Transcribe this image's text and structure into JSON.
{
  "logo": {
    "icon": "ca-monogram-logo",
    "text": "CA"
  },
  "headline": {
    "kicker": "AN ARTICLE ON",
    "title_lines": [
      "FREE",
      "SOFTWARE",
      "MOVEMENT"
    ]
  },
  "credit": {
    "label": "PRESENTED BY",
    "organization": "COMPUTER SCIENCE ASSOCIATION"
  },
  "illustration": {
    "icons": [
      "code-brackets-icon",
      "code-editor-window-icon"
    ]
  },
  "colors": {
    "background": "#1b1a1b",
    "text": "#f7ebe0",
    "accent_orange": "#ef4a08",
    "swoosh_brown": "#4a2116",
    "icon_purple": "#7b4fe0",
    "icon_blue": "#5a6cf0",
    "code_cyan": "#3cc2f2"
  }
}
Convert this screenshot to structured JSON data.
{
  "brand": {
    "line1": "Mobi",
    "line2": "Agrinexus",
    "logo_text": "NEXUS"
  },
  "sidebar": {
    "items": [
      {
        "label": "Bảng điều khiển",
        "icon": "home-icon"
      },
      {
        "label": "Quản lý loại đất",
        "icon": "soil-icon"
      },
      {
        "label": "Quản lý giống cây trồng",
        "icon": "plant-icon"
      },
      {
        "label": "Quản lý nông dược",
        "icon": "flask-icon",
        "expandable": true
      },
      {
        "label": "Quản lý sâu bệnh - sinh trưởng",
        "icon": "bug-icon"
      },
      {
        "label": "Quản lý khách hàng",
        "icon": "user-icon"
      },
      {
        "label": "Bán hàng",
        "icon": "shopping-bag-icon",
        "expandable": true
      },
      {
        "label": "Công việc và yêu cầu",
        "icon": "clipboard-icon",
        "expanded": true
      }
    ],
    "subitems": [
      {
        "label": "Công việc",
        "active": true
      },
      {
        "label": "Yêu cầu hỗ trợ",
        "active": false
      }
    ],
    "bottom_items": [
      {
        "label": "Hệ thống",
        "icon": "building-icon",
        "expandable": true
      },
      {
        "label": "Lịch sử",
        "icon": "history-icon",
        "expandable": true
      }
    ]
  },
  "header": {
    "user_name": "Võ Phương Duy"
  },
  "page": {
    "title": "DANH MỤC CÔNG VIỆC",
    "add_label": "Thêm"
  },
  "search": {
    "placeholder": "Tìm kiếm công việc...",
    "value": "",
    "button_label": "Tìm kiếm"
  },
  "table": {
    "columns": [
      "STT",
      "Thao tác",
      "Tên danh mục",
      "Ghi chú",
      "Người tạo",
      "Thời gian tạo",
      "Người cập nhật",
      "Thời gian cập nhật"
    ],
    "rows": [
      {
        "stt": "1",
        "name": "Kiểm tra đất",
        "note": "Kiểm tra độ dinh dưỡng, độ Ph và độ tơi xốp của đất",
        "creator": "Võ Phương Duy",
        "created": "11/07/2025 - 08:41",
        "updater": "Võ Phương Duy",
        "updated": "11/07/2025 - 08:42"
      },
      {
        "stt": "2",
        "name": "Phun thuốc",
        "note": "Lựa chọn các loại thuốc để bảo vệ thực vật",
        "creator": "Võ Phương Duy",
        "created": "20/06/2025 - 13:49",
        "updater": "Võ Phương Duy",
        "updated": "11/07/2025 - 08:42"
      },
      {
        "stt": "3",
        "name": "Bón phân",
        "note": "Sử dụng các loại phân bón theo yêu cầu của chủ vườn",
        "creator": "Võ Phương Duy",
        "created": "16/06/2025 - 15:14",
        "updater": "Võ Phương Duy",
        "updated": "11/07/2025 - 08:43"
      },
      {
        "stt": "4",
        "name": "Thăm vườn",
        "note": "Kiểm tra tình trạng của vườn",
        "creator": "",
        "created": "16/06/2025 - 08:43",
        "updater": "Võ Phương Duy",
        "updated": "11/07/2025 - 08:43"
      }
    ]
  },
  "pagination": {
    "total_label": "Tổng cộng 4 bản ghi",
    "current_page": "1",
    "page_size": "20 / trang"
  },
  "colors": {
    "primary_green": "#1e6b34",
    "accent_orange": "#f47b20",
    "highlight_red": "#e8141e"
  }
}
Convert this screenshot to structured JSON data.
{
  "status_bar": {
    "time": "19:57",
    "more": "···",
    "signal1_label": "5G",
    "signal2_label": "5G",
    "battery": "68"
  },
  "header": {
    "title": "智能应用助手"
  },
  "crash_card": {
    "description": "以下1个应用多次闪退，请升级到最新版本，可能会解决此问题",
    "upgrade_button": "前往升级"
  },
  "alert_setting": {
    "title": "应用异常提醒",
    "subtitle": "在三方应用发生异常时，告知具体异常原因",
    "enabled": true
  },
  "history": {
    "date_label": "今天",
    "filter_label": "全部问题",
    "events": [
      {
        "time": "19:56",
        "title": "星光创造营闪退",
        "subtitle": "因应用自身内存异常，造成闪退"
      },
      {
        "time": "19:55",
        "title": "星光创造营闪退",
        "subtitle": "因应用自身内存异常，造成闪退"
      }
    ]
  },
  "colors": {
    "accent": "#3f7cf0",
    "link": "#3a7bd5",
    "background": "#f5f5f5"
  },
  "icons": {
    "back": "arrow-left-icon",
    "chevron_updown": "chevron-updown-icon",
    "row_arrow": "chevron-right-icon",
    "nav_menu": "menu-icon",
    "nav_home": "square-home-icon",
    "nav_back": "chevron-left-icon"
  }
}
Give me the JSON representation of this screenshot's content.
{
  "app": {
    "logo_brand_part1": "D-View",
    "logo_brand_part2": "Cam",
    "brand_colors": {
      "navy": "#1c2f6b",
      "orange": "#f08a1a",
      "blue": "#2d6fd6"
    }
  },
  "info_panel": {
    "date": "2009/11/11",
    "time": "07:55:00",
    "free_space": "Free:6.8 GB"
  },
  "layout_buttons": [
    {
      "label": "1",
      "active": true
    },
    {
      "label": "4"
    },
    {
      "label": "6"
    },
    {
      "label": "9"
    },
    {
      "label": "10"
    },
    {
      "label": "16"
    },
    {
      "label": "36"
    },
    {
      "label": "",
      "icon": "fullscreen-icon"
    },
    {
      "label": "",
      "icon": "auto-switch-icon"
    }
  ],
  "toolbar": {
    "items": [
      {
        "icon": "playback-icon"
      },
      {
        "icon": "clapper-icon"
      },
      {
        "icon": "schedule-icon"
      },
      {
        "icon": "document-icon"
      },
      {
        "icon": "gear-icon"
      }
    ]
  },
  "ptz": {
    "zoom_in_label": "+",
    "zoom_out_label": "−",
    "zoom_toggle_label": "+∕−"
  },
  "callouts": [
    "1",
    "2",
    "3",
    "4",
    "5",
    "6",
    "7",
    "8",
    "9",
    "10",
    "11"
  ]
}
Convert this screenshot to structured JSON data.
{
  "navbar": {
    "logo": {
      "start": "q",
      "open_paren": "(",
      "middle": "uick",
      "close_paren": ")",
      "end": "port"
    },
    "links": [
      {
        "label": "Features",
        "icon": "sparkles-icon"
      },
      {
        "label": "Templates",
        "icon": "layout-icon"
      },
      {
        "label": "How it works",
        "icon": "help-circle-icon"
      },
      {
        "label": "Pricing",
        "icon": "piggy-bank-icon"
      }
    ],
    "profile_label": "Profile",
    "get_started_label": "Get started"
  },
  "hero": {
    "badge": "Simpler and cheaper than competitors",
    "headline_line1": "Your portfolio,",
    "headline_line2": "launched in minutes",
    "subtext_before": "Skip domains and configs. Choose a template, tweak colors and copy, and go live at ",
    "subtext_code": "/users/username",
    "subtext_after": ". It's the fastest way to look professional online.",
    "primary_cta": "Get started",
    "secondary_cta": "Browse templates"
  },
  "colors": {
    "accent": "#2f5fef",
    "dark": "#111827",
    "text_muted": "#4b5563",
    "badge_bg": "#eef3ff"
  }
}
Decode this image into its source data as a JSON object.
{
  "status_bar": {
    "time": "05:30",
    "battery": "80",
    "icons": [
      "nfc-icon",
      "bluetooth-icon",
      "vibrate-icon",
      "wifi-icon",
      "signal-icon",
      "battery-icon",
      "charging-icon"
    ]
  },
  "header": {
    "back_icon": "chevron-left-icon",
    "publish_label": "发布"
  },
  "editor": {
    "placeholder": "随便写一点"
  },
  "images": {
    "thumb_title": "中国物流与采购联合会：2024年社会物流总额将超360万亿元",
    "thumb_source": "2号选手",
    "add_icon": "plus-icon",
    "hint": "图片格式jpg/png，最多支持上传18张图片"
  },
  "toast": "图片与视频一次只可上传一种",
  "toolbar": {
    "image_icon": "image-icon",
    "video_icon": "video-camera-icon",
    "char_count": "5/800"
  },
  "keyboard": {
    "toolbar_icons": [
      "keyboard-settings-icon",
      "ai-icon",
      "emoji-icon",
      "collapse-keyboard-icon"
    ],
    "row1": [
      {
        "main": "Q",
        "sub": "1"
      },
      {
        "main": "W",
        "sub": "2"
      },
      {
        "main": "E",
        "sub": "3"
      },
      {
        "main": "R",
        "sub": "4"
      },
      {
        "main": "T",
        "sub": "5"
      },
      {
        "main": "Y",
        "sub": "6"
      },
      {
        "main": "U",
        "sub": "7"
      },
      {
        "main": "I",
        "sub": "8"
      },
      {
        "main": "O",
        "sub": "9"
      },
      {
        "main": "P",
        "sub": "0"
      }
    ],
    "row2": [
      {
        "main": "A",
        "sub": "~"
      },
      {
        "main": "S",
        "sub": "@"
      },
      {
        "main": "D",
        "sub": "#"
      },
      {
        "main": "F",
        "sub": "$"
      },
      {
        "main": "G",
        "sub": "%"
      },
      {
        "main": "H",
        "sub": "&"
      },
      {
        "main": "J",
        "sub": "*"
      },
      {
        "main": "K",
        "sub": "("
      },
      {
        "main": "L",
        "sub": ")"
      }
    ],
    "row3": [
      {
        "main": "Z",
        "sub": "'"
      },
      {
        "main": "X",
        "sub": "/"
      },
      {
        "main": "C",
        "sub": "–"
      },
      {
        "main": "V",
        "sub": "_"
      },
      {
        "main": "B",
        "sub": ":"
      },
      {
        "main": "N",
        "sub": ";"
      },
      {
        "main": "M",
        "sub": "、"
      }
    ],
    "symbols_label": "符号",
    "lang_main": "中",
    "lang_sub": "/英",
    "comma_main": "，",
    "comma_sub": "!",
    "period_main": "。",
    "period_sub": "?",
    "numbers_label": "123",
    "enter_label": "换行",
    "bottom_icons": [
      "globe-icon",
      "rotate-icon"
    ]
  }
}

__Exercise task__
Show every line from the entries above in which the word "time" appears.

__Exercise answer__
    "time": "19:57",
        "time": "19:56",
        "time": "19:55",
    "time": "07:55:00",
    "time": "05:30",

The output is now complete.